Your task: Pick out every line that holds the string "results" and copy it.

Start of Dataset rows

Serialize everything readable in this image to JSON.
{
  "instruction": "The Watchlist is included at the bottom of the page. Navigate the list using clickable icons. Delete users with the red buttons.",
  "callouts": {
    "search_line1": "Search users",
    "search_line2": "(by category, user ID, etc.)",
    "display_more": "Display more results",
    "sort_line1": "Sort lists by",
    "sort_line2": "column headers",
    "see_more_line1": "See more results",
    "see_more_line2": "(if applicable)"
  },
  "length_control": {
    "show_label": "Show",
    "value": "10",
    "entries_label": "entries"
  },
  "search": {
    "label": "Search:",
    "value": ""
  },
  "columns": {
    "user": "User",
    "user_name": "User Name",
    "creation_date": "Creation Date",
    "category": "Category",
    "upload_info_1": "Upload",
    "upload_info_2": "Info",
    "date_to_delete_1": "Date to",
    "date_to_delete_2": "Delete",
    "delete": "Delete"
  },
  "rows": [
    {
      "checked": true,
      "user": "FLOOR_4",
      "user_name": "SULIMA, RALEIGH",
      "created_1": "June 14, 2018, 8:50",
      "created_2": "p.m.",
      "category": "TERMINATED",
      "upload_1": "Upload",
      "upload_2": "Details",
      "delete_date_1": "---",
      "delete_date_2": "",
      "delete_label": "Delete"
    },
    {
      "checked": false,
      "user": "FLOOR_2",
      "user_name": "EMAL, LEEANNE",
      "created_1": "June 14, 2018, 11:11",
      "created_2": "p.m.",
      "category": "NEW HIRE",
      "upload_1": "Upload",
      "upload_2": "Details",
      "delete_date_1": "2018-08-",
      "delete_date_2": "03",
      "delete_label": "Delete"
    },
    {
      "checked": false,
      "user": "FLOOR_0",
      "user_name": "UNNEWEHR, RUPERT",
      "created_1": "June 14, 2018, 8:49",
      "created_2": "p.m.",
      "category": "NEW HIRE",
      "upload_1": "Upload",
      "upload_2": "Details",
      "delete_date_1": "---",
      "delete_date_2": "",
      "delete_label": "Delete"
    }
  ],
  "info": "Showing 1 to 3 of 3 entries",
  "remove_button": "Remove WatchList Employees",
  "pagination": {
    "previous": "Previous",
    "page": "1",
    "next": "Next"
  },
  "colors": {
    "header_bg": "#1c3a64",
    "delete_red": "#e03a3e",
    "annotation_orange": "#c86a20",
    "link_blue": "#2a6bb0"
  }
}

End of Dataset rows

Expected answer:
    "display_more": "Display more results",
    "see_more_line1": "See more results",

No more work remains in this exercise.